> [EXCERPTED DATA]:
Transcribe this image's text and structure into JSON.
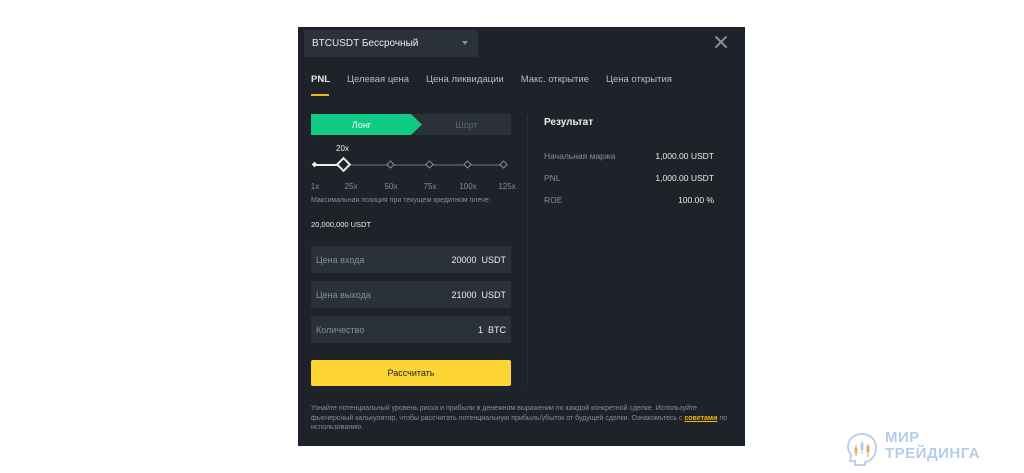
{
  "header": {
    "pair": "BTCUSDT Бессрочный"
  },
  "tabs": [
    "PNL",
    "Целевая цена",
    "Цена ликвидации",
    "Макс. открытие",
    "Цена открытия"
  ],
  "side": {
    "long": "Лонг",
    "short": "Шорт",
    "selected": "long"
  },
  "leverage": {
    "current": "20x",
    "ticks": [
      "1x",
      "25x",
      "50x",
      "75x",
      "100x",
      "125x"
    ],
    "max_position_label": "Максимальная позиция при текущем кредитном плече:",
    "max_position_value": "20,000,000 USDT"
  },
  "fields": {
    "entry": {
      "label": "Цена входа",
      "value": "20000",
      "unit": "USDT"
    },
    "exit": {
      "label": "Цена выхода",
      "value": "21000",
      "unit": "USDT"
    },
    "qty": {
      "label": "Количество",
      "value": "1",
      "unit": "BTC"
    }
  },
  "calculate_label": "Рассчитать",
  "result": {
    "title": "Результат",
    "rows": [
      {
        "label": "Начальная маржа",
        "value": "1,000.00 USDT"
      },
      {
        "label": "PNL",
        "value": "1,000.00 USDT"
      },
      {
        "label": "ROE",
        "value": "100.00 %"
      }
    ]
  },
  "footer": {
    "text_before": "Узнайте потенциальный уровень риска и прибыли в денежном выражении по каждой конкретной сделке. Используйте фьючерсный калькулятор, чтобы рассчитать потенциальную прибыль/убыток от будущей сделки. Ознакомьтесь с ",
    "link": "советами",
    "text_after": " по использованию."
  },
  "watermark": {
    "line1": "МИР",
    "line2": "ТРЕЙДИНГА"
  },
  "colors": {
    "accent": "#fcd535",
    "long": "#0ecb81",
    "background": "#1e2329"
  }
}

> [WRITTEN INSTRUCTION]: Copy each line of the listing in which the word "long" can be found.

> [EXERCISE ANSWER]:
    "long": "Лонг",
    "selected": "long"
    "long": "#0ecb81",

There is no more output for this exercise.